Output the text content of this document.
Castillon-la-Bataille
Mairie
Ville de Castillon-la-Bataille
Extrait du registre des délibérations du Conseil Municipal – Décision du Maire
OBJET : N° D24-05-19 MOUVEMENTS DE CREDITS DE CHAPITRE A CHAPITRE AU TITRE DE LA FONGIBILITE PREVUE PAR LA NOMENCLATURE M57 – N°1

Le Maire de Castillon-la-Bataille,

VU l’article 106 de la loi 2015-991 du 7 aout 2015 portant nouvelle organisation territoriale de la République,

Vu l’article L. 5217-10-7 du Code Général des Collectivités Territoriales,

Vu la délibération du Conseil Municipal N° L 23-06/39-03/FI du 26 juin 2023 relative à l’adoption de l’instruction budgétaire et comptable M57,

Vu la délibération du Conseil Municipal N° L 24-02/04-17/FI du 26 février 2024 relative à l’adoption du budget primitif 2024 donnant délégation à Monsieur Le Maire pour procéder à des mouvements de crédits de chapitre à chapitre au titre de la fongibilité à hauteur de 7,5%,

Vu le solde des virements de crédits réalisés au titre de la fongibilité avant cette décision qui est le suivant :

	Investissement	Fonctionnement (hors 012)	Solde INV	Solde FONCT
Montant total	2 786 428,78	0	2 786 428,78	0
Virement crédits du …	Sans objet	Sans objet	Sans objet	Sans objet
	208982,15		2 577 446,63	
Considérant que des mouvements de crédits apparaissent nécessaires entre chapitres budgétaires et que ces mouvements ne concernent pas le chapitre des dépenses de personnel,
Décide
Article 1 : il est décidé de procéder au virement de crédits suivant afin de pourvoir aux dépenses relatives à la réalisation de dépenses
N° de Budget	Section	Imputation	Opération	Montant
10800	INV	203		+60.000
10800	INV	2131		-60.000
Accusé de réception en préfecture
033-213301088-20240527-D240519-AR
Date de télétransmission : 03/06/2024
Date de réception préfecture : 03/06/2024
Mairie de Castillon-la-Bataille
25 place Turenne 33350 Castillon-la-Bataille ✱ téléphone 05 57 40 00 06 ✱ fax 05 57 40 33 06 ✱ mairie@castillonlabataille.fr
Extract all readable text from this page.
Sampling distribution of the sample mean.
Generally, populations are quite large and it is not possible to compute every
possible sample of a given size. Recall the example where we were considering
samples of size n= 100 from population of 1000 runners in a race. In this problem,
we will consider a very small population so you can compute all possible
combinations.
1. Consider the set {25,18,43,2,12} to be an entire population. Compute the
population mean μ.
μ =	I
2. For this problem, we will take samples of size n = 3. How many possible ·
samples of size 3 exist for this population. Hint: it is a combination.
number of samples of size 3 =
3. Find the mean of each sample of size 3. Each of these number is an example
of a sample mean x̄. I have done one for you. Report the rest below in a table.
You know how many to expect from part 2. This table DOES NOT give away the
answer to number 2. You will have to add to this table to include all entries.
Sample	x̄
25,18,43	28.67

===

> [Aim of the exercise]:
Search the data above for the string "example" and return every line that has it.

> [Exercise output]:
possible sample of a given size. Recall the example where we were considering
3. Find the mean of each sample of size 3. Each of these number is an example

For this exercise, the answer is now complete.